> _GIVEN PROBLEM_:
Leave out every picture, then transcribe the rest of the listing exactly.

> _MATERIAL SHOWN_:
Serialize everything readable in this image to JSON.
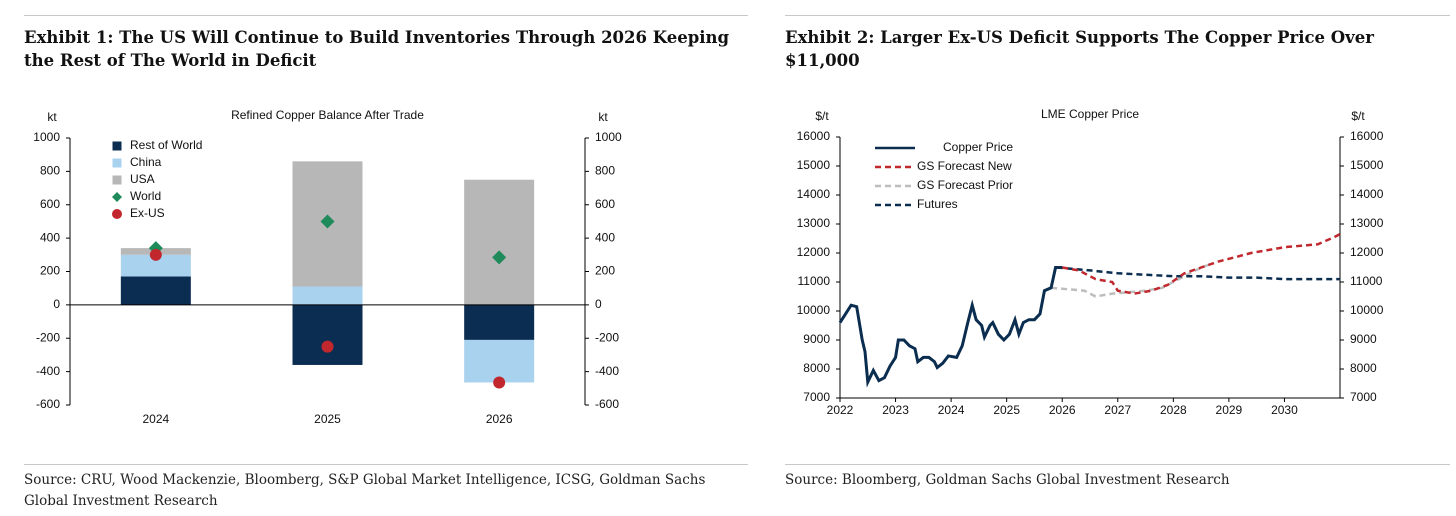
{
  "chart_data": [
    {
      "type": "bar",
      "heading": "Exhibit 1: The US Will Continue to Build Inventories Through 2026 Keeping the Rest of The World in Deficit",
      "title": "Refined Copper Balance After Trade",
      "source": "Source: CRU, Wood Mackenzie, Bloomberg, S&P Global Market Intelligence, ICSG, Goldman Sachs Global Investment Research",
      "y_label": "kt",
      "y2_label": "kt",
      "categories": [
        "2024",
        "2025",
        "2026"
      ],
      "series": [
        {
          "name": "Rest of World",
          "color": "#0c2d52",
          "kind": "bar",
          "values": [
            170,
            -360,
            -210
          ]
        },
        {
          "name": "China",
          "color": "#a9d2ef",
          "kind": "bar",
          "values": [
            130,
            110,
            -255
          ]
        },
        {
          "name": "USA",
          "color": "#b7b7b7",
          "kind": "bar",
          "values": [
            40,
            750,
            750
          ]
        },
        {
          "name": "World",
          "color": "#1f8a5a",
          "kind": "diamond",
          "values": [
            340,
            500,
            285
          ]
        },
        {
          "name": "Ex-US",
          "color": "#c1272d",
          "kind": "circle",
          "values": [
            300,
            -250,
            -465
          ]
        }
      ],
      "ylim": [
        -600,
        1000
      ],
      "yticks": [
        -600,
        -400,
        -200,
        0,
        200,
        400,
        600,
        800,
        1000
      ],
      "y2lim": [
        -600,
        1000
      ],
      "y2ticks": [
        -600,
        -400,
        -200,
        0,
        200,
        400,
        600,
        800,
        1000
      ],
      "legend": "upper left"
    },
    {
      "type": "line",
      "heading": "Exhibit 2: Larger Ex-US Deficit Supports The Copper Price Over $11,000",
      "title": "LME Copper Price",
      "source": "Source: Bloomberg, Goldman Sachs Global Investment Research",
      "y_label": "$/t",
      "y2_label": "$/t",
      "series": [
        {
          "name": "Copper Price",
          "color": "#0b2d4f",
          "dashed": false,
          "x": [
            2022.0,
            2022.1,
            2022.2,
            2022.3,
            2022.4,
            2022.45,
            2022.5,
            2022.6,
            2022.7,
            2022.8,
            2022.9,
            2023.0,
            2023.05,
            2023.15,
            2023.25,
            2023.35,
            2023.4,
            2023.5,
            2023.6,
            2023.7,
            2023.75,
            2023.85,
            2023.95,
            2024.1,
            2024.2,
            2024.3,
            2024.38,
            2024.45,
            2024.55,
            2024.6,
            2024.7,
            2024.75,
            2024.85,
            2024.95,
            2025.05,
            2025.15,
            2025.22,
            2025.3,
            2025.4,
            2025.5,
            2025.6,
            2025.68,
            2025.8,
            2025.88,
            2026.0
          ],
          "values": [
            9600,
            9900,
            10200,
            10150,
            9000,
            8600,
            7550,
            7950,
            7600,
            7700,
            8100,
            8400,
            9000,
            9000,
            8800,
            8700,
            8250,
            8400,
            8400,
            8250,
            8050,
            8200,
            8450,
            8400,
            8800,
            9600,
            10200,
            9700,
            9500,
            9100,
            9500,
            9600,
            9200,
            9000,
            9200,
            9700,
            9200,
            9600,
            9700,
            9700,
            9900,
            10700,
            10800,
            11500,
            11500
          ]
        },
        {
          "name": "GS Forecast New",
          "color": "#c0282e",
          "dashed": true,
          "x": [
            2026.0,
            2026.3,
            2026.6,
            2026.9,
            2027.0,
            2027.3,
            2027.6,
            2027.9,
            2028.2,
            2028.5,
            2028.8,
            2029.1,
            2029.4,
            2029.7,
            2030.0,
            2030.3,
            2030.6,
            2030.9,
            2031.0
          ],
          "values": [
            11500,
            11400,
            11100,
            11000,
            10700,
            10600,
            10700,
            10900,
            11300,
            11500,
            11700,
            11850,
            12000,
            12100,
            12200,
            12250,
            12300,
            12550,
            12650
          ]
        },
        {
          "name": "GS Forecast Prior",
          "color": "#bdbdbd",
          "dashed": true,
          "x": [
            2025.8,
            2026.1,
            2026.4,
            2026.6,
            2026.9,
            2027.2,
            2027.5,
            2027.8,
            2028.1,
            2028.4,
            2028.7
          ],
          "values": [
            10800,
            10750,
            10700,
            10500,
            10600,
            10650,
            10700,
            10800,
            11100,
            11400,
            11650
          ]
        },
        {
          "name": "Futures",
          "color": "#0b2d4f",
          "dashed": true,
          "x": [
            2025.9,
            2026.2,
            2026.5,
            2027.0,
            2027.5,
            2028.0,
            2028.5,
            2029.0,
            2029.5,
            2030.0,
            2030.5,
            2031.0
          ],
          "values": [
            11500,
            11450,
            11400,
            11300,
            11250,
            11200,
            11200,
            11150,
            11150,
            11100,
            11100,
            11100
          ]
        }
      ],
      "xlim": [
        2022,
        2031
      ],
      "xticks": [
        2022,
        2023,
        2024,
        2025,
        2026,
        2027,
        2028,
        2029,
        2030
      ],
      "ylim": [
        7000,
        16000
      ],
      "yticks": [
        7000,
        8000,
        9000,
        10000,
        11000,
        12000,
        13000,
        14000,
        15000,
        16000
      ],
      "y2lim": [
        7000,
        16000
      ],
      "y2ticks": [
        7000,
        8000,
        9000,
        10000,
        11000,
        12000,
        13000,
        14000,
        15000,
        16000
      ],
      "legend": "upper left"
    }
  ]
}
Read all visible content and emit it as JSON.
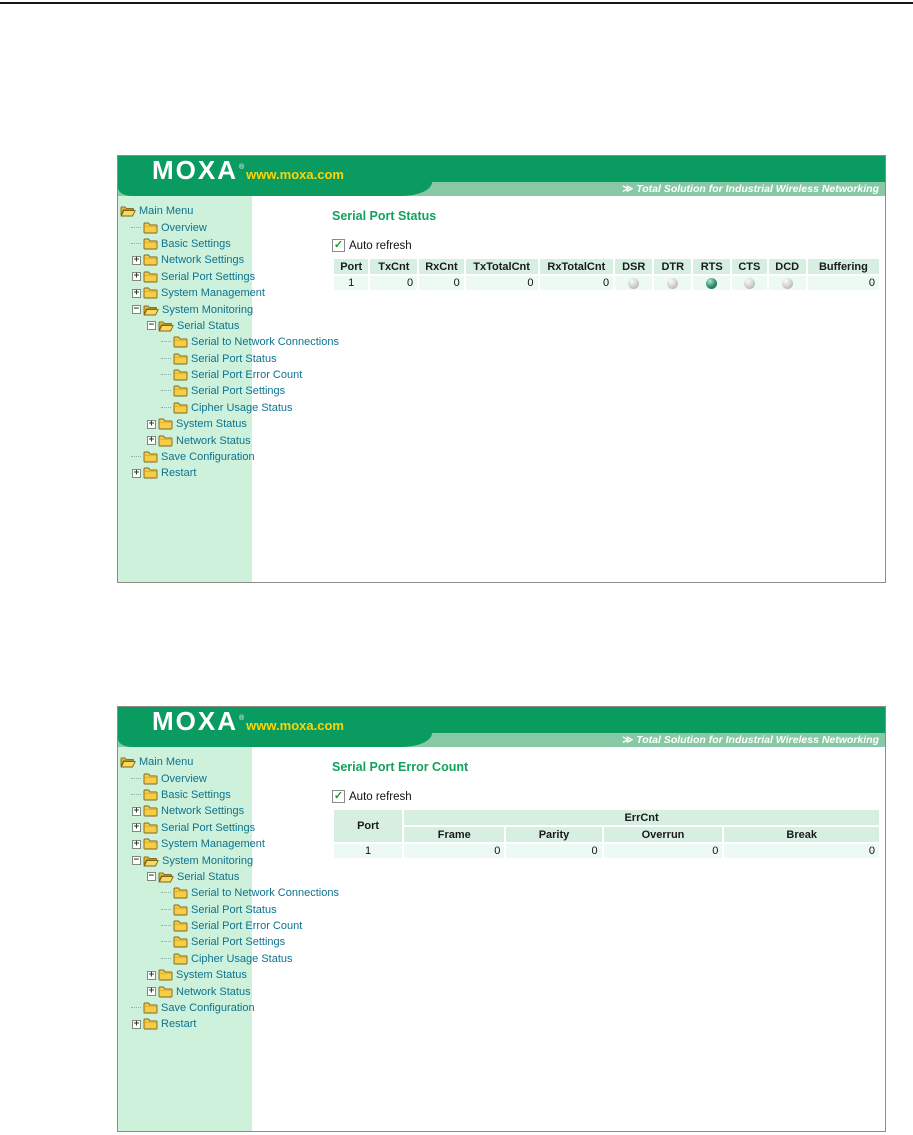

> _CORRECT RESPONSE_:
Serialize everything readable in this image to JSON.
{
  "chart_data": [
    {
      "type": "bar",
      "heading": "Exhibit 1: The US Will Continue to Build Inventories Through 2026 Keeping the Rest of The World in Deficit",
      "title": "Refined Copper Balance After Trade",
      "source": "Source: CRU, Wood Mackenzie, Bloomberg, S&P Global Market Intelligence, ICSG, Goldman Sachs Global Investment Research",
      "y_label": "kt",
      "y2_label": "kt",
      "categories": [
        "2024",
        "2025",
        "2026"
      ],
      "series": [
        {
          "name": "Rest of World",
          "color": "#0c2d52",
          "kind": "bar",
          "values": [
            170,
            -360,
            -210
          ]
        },
        {
          "name": "China",
          "color": "#a9d2ef",
          "kind": "bar",
          "values": [
            130,
            110,
            -255
          ]
        },
        {
          "name": "USA",
          "color": "#b7b7b7",
          "kind": "bar",
          "values": [
            40,
            750,
            750
          ]
        },
        {
          "name": "World",
          "color": "#1f8a5a",
          "kind": "diamond",
          "values": [
            340,
            500,
            285
          ]
        },
        {
          "name": "Ex-US",
          "color": "#c1272d",
          "kind": "circle",
          "values": [
            300,
            -250,
            -465
          ]
        }
      ],
      "ylim": [
        -600,
        1000
      ],
      "yticks": [
        -600,
        -400,
        -200,
        0,
        200,
        400,
        600,
        800,
        1000
      ],
      "y2lim": [
        -600,
        1000
      ],
      "y2ticks": [
        -600,
        -400,
        -200,
        0,
        200,
        400,
        600,
        800,
        1000
      ],
      "legend": "upper left"
    },
    {
      "type": "line",
      "heading": "Exhibit 2: Larger Ex-US Deficit Supports The Copper Price Over $11,000",
      "title": "LME Copper Price",
      "source": "Source: Bloomberg, Goldman Sachs Global Investment Research",
      "y_label": "$/t",
      "y2_label": "$/t",
      "series": [
        {
          "name": "Copper Price",
          "color": "#0b2d4f",
          "dashed": false,
          "x": [
            2022.0,
            2022.1,
            2022.2,
            2022.3,
            2022.4,
            2022.45,
            2022.5,
            2022.6,
            2022.7,
            2022.8,
            2022.9,
            2023.0,
            2023.05,
            2023.15,
            2023.25,
            2023.35,
            2023.4,
            2023.5,
            2023.6,
            2023.7,
            2023.75,
            2023.85,
            2023.95,
            2024.1,
            2024.2,
            2024.3,
            2024.38,
            2024.45,
            2024.55,
            2024.6,
            2024.7,
            2024.75,
            2024.85,
            2024.95,
            2025.05,
            2025.15,
            2025.22,
            2025.3,
            2025.4,
            2025.5,
            2025.6,
            2025.68,
            2025.8,
            2025.88,
            2026.0
          ],
          "values": [
            9600,
            9900,
            10200,
            10150,
            9000,
            8600,
            7550,
            7950,
            7600,
            7700,
            8100,
            8400,
            9000,
            9000,
            8800,
            8700,
            8250,
            8400,
            8400,
            8250,
            8050,
            8200,
            8450,
            8400,
            8800,
            9600,
            10200,
            9700,
            9500,
            9100,
            9500,
            9600,
            9200,
            9000,
            9200,
            9700,
            9200,
            9600,
            9700,
            9700,
            9900,
            10700,
            10800,
            11500,
            11500
          ]
        },
        {
          "name": "GS Forecast New",
          "color": "#c0282e",
          "dashed": true,
          "x": [
            2026.0,
            2026.3,
            2026.6,
            2026.9,
            2027.0,
            2027.3,
            2027.6,
            2027.9,
            2028.2,
            2028.5,
            2028.8,
            2029.1,
            2029.4,
            2029.7,
            2030.0,
            2030.3,
            2030.6,
            2030.9,
            2031.0
          ],
          "values": [
            11500,
            11400,
            11100,
            11000,
            10700,
            10600,
            10700,
            10900,
            11300,
            11500,
            11700,
            11850,
            12000,
            12100,
            12200,
            12250,
            12300,
            12550,
            12650
          ]
        },
        {
          "name": "GS Forecast Prior",
          "color": "#bdbdbd",
          "dashed": true,
          "x": [
            2025.8,
            2026.1,
            2026.4,
            2026.6,
            2026.9,
            2027.2,
            2027.5,
            2027.8,
            2028.1,
            2028.4,
            2028.7
          ],
          "values": [
            10800,
            10750,
            10700,
            10500,
            10600,
            10650,
            10700,
            10800,
            11100,
            11400,
            11650
          ]
        },
        {
          "name": "Futures",
          "color": "#0b2d4f",
          "dashed": true,
          "x": [
            2025.9,
            2026.2,
            2026.5,
            2027.0,
            2027.5,
            2028.0,
            2028.5,
            2029.0,
            2029.5,
            2030.0,
            2030.5,
            2031.0
          ],
          "values": [
            11500,
            11450,
            11400,
            11300,
            11250,
            11200,
            11200,
            11150,
            11150,
            11100,
            11100,
            11100
          ]
        }
      ],
      "xlim": [
        2022,
        2031
      ],
      "xticks": [
        2022,
        2023,
        2024,
        2025,
        2026,
        2027,
        2028,
        2029,
        2030
      ],
      "ylim": [
        7000,
        16000
      ],
      "yticks": [
        7000,
        8000,
        9000,
        10000,
        11000,
        12000,
        13000,
        14000,
        15000,
        16000
      ],
      "y2lim": [
        7000,
        16000
      ],
      "y2ticks": [
        7000,
        8000,
        9000,
        10000,
        11000,
        12000,
        13000,
        14000,
        15000,
        16000
      ],
      "legend": "upper left"
    }
  ]
}
Read all visible content and emit it as JSON.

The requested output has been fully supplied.